Identify the lines that contain the word "Rebinding", then copy them.

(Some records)
==========
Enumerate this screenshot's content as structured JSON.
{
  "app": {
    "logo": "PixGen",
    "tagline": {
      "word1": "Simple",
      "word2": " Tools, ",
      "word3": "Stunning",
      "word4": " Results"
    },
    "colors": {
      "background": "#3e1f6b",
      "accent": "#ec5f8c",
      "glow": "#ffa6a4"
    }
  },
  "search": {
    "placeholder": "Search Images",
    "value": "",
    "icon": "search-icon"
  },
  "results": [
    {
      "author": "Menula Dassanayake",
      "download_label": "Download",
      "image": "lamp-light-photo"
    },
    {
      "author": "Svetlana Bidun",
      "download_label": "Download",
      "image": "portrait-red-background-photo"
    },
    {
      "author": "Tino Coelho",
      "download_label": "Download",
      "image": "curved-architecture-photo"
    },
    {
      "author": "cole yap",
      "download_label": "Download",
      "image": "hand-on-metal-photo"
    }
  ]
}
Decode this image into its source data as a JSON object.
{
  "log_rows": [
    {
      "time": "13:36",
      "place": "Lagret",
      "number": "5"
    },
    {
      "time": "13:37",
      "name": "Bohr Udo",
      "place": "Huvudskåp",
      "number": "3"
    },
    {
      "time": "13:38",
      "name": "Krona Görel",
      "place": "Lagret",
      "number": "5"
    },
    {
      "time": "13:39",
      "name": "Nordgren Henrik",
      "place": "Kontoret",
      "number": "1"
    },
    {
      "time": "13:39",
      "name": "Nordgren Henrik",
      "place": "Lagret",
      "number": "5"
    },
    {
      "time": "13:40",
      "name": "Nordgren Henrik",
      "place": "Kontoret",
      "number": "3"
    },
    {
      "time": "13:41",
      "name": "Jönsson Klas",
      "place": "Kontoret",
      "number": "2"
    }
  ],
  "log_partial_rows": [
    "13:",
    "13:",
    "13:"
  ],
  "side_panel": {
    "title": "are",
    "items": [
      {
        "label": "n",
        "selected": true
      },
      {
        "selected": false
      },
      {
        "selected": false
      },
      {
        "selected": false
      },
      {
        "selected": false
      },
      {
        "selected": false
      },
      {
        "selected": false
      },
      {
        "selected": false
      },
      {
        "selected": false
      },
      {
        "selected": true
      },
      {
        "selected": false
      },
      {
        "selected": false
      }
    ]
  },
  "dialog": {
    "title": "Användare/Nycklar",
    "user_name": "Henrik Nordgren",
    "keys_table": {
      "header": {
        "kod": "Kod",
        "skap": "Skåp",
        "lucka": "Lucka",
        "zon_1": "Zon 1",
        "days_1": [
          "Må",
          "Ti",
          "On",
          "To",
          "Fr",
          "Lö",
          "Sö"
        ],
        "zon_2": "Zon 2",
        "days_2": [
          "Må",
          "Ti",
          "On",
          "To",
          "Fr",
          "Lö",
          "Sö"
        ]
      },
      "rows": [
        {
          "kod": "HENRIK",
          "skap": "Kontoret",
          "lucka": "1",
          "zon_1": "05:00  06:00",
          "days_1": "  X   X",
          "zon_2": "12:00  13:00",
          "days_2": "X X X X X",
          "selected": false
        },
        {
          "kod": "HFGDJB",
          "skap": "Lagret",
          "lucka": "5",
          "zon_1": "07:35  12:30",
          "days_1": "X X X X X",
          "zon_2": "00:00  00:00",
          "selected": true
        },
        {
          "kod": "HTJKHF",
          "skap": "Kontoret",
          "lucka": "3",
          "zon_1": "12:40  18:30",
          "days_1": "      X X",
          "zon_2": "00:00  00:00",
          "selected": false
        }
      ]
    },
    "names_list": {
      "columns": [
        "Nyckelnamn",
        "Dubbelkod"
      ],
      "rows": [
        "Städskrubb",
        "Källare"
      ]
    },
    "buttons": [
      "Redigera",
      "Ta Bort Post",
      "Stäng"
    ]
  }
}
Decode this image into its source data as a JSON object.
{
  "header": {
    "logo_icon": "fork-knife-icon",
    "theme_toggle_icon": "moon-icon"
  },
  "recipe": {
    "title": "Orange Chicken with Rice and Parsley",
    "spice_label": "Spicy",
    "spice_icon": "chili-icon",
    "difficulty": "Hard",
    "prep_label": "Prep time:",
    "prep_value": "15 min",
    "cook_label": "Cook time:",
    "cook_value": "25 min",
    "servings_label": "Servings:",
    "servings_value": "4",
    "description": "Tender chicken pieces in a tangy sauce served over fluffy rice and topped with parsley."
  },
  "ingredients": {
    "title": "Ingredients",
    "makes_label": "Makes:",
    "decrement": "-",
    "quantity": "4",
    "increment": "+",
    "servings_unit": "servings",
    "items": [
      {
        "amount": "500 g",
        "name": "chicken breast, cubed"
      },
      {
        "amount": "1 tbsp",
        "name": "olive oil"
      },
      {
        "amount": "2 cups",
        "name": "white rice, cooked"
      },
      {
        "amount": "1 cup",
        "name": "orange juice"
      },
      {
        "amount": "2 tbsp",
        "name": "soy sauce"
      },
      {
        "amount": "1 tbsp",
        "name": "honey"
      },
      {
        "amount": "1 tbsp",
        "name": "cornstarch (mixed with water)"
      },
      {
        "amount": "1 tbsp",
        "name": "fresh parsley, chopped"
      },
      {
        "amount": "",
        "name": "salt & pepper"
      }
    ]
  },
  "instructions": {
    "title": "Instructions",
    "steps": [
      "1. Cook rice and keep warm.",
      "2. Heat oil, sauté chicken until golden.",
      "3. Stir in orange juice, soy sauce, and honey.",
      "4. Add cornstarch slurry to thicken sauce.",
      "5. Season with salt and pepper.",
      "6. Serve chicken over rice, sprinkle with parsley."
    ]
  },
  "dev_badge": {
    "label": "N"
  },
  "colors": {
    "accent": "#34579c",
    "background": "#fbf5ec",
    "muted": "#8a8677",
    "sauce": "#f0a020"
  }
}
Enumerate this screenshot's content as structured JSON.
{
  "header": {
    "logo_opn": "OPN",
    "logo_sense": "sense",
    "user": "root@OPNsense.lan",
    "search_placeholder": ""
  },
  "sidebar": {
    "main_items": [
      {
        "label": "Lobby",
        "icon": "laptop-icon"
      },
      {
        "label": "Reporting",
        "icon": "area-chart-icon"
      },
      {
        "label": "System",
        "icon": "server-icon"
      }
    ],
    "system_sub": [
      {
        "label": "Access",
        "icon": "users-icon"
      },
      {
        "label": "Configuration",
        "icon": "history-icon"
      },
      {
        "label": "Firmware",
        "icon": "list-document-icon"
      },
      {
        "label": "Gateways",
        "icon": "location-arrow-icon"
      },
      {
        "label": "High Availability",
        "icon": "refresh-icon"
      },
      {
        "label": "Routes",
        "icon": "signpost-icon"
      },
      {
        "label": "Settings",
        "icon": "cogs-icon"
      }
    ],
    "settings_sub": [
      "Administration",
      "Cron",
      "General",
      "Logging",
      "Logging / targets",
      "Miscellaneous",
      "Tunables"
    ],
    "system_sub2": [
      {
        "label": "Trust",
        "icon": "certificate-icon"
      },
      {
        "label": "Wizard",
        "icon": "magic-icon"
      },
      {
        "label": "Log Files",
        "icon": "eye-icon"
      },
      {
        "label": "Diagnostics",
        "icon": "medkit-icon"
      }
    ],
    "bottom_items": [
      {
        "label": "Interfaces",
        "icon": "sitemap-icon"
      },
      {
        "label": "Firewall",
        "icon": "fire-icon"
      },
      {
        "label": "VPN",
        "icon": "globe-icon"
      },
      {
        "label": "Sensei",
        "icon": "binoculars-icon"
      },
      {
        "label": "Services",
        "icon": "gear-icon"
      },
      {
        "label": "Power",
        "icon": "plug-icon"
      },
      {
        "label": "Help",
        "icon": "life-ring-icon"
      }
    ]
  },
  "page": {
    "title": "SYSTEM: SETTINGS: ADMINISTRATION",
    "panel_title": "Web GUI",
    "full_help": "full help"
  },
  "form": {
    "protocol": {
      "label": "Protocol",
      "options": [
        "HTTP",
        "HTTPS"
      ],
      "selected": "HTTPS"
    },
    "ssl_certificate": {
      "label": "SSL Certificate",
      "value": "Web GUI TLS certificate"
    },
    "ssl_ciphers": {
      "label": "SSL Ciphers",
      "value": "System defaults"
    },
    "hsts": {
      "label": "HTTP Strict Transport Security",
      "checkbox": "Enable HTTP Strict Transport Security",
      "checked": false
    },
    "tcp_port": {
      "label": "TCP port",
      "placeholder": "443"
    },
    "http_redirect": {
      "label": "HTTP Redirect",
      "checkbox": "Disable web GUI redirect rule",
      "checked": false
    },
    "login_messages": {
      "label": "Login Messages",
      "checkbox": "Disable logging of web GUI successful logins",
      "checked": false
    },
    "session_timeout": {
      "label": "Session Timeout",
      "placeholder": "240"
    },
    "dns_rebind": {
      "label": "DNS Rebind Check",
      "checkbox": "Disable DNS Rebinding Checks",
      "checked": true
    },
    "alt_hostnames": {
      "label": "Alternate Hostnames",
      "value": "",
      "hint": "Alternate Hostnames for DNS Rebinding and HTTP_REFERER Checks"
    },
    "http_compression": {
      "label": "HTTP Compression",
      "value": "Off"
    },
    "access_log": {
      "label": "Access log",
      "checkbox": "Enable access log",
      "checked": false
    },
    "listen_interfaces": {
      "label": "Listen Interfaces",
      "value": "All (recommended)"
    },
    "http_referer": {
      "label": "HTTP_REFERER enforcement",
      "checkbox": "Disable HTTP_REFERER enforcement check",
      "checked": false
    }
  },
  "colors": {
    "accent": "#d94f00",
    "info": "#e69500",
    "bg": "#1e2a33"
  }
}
==========
## [Task solution]
      "checkbox": "Disable DNS Rebinding Checks",
      "hint": "Alternate Hostnames for DNS Rebinding and HTTP_REFERER Checks"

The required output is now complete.